_Passage provided:_
________

Some patients with Balamuthia GAE have presented with rhinitis with sinus infections, otitis media, and/or skin lesions, often on the face (particularly involving the nose or cheek) but also on the torso or limbs. In patients with cutaneous involvement, most generally have a single lesion, but multiple lesions are also seen. These lesions are chronic and granulomatous in nature, beginning as papulonodular, erythematous, plate-like areas that enlarge over time. The lesions are typically painless but can ulcerate and cause tissue destruction. Involvement of the oral cavity, especially of the palate, may also be present. Most patients with Balamuthia skin lesions later develop GAE. However, many people with Balamuthia GAE (including most cases identified in the U.S.) never develop preceding skin lesions. In the published U.S. case series, only 8 patients had skin lesions.

________

_Work instructions:_
A: From the passage on Balamuthia GAE, echo the words between "Some patients with" and "had skin lesions.", inclusive.
B: According to the passage on Balamuthia GAE, how many patients in the published U.S. case series had skin lesions?
C: Pick up the passage on Balamuthia GAE after its final sentence and keep writing.
The data that comes after this is not required for anything here.

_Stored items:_
________

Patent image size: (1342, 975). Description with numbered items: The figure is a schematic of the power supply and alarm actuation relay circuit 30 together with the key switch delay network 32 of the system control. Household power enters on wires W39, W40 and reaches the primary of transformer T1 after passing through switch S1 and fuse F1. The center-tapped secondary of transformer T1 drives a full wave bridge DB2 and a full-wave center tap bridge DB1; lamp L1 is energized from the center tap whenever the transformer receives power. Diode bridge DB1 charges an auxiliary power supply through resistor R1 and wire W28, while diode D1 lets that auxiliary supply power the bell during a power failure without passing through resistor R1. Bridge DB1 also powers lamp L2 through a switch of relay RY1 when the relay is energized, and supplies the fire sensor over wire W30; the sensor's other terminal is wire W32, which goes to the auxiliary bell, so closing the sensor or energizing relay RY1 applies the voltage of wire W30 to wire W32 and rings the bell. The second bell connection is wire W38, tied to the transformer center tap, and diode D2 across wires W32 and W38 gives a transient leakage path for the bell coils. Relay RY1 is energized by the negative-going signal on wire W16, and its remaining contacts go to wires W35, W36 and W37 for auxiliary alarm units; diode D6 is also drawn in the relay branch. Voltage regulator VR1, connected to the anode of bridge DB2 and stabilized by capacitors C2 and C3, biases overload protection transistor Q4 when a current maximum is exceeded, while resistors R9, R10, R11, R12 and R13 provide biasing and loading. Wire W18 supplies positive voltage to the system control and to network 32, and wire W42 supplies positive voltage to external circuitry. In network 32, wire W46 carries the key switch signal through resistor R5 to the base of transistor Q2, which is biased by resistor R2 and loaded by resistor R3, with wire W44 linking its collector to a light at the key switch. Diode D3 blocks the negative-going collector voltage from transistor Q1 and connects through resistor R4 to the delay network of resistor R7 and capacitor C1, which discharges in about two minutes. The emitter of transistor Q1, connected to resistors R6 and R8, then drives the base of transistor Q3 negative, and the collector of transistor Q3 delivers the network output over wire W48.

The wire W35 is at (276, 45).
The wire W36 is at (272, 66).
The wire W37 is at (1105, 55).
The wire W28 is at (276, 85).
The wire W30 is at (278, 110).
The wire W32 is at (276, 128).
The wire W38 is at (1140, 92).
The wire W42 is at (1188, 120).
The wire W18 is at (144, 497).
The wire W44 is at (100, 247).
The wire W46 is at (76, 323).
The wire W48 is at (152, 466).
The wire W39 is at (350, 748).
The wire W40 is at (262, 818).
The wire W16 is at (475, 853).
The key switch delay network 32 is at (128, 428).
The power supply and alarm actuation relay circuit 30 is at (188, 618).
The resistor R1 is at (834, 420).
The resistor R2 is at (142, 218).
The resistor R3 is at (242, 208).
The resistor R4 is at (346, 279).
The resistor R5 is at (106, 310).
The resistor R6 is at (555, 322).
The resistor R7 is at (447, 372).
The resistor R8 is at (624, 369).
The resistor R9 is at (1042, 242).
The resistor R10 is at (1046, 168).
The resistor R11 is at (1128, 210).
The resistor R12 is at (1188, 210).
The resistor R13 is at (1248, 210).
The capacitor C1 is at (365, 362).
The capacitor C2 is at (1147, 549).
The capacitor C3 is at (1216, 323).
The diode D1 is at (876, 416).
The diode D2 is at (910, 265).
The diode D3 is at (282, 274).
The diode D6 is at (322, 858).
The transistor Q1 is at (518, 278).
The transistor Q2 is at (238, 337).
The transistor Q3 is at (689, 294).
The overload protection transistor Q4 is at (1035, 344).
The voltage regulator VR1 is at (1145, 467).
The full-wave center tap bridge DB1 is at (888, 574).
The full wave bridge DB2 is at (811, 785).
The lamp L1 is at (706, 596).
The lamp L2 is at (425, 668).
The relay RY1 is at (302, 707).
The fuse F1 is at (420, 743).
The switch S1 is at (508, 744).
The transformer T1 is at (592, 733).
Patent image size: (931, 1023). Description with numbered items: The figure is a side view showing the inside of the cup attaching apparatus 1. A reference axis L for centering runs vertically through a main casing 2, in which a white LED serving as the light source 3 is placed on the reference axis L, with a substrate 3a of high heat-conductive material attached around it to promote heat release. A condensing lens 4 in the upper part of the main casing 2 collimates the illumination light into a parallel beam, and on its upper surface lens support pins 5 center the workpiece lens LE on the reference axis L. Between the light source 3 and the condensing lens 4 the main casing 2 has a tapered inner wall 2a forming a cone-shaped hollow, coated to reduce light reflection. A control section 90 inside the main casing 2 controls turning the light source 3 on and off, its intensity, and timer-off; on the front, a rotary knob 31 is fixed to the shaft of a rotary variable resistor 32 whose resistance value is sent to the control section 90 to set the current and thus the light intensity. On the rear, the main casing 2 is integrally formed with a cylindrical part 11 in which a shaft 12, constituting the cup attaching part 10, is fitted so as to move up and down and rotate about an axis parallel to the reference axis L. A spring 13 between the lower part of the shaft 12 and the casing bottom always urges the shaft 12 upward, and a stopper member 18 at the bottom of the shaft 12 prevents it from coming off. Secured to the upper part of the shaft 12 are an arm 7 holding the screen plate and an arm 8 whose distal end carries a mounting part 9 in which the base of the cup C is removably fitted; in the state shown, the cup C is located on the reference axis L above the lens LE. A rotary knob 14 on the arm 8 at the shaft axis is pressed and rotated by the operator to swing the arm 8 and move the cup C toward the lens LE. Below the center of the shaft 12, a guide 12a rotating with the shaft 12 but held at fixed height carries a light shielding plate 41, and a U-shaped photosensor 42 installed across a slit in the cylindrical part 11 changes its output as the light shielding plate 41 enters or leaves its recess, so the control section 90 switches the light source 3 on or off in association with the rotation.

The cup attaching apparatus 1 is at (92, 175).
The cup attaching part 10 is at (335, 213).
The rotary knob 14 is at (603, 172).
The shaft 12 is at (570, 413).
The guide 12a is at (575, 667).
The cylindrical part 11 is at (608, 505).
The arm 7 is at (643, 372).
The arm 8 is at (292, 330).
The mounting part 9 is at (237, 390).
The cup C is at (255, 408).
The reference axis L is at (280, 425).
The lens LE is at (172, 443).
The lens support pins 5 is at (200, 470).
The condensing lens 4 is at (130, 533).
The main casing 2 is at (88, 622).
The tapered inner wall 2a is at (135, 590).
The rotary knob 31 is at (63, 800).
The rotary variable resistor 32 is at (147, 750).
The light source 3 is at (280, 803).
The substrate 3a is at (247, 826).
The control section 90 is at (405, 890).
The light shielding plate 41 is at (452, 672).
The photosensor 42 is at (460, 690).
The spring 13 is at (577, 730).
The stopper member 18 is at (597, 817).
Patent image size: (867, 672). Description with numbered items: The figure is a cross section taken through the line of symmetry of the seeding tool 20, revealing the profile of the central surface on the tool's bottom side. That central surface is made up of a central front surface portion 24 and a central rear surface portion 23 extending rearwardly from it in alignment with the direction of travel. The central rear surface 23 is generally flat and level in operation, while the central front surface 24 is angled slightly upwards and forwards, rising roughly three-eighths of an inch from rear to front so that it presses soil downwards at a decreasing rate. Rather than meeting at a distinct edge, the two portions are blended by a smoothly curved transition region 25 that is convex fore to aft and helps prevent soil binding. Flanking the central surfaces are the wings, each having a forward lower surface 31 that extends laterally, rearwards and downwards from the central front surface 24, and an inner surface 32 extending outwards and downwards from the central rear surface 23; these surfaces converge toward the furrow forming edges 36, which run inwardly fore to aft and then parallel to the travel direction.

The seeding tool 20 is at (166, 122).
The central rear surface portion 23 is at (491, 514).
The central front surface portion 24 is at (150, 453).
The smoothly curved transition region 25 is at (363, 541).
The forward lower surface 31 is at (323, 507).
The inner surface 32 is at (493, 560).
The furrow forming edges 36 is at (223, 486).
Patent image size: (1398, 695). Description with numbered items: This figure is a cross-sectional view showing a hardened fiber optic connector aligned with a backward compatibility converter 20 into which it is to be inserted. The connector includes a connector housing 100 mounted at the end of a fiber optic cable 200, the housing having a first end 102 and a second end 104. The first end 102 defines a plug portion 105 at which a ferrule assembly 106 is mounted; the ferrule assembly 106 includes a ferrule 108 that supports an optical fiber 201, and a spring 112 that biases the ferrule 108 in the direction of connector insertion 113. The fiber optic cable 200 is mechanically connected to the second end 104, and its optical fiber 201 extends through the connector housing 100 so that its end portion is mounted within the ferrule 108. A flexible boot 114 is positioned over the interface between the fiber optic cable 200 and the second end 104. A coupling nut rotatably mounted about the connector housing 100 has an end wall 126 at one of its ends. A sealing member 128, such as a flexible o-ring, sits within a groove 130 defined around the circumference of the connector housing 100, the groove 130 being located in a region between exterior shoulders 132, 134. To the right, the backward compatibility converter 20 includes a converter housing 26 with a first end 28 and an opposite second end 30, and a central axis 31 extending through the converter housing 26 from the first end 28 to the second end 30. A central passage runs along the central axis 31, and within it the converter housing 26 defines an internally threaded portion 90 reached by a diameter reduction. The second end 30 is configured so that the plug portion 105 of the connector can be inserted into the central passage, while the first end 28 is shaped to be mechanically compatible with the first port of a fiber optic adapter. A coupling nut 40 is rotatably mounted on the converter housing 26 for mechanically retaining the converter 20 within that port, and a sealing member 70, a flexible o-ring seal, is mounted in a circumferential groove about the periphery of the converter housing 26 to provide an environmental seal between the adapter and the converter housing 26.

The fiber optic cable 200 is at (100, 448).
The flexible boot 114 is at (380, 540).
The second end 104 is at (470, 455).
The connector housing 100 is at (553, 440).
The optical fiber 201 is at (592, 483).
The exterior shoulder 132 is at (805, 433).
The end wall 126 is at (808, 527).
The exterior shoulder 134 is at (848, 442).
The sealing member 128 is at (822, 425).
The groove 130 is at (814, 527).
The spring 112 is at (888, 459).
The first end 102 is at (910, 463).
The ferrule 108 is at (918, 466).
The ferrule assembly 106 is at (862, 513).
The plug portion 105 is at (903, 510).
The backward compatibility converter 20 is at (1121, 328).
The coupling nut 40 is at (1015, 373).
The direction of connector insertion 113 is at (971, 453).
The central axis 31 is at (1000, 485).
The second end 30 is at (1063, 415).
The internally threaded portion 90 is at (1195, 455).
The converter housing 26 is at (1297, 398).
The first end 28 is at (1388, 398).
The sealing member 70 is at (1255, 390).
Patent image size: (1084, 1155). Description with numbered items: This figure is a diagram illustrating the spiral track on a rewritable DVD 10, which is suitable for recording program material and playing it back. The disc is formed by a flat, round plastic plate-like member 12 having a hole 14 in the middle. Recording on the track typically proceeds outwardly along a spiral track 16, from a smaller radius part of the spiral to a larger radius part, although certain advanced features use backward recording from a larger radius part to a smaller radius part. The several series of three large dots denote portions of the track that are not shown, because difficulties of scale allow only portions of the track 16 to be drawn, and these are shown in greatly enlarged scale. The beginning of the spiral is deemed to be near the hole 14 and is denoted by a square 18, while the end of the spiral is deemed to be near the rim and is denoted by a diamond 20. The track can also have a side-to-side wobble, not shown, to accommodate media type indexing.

________

_Results for the exercise:_
A:
Some patients with Balamuthia GAE have presented with rhinitis with sinus infections, otitis media, and/or skin lesions, often on the face (particularly involving the nose or cheek) but also on the torso or limbs. In patients with cutaneous involvement, most generally have a single lesion, but multiple lesions are also seen. These lesions are chronic and granulomatous in nature, beginning as papulonodular, erythematous, plate-like areas that enlarge over time. The lesions are typically painless but can ulcerate and cause tissue destruction. Involvement of the oral cavity, especially of the palate, may also be present. Most patients with Balamuthia skin lesions later develop GAE. However, many people with Balamuthia GAE (including most cases identified in the U.S.) never develop preceding skin lesions. In the published U.S. case series, only 8 patients had skin lesions.

B: Only 8 patients had skin lesions.

C:
Brain imaging is abnormal in Balamuthia GAE patients. Initially, magnetic resonance imaging (MRI) might show one or a few lesions, even when computed tomography (CT) scans of the brain are unremarkable. In the U.S. case series, typical findings included enhancing lesions, multifocal lesions, and edema. Lesions occurred in all parts of the brain. Over time, lesions can increase in size and number to involve the cerebral hemispheres, cerebellum, brainstem, and thalamus. Space-occupying masses and unifocal or multifocal ring-enhancing lesions up to 3–4 cm in diameter might be evident, and hydrocephalus and/or edema might also be present.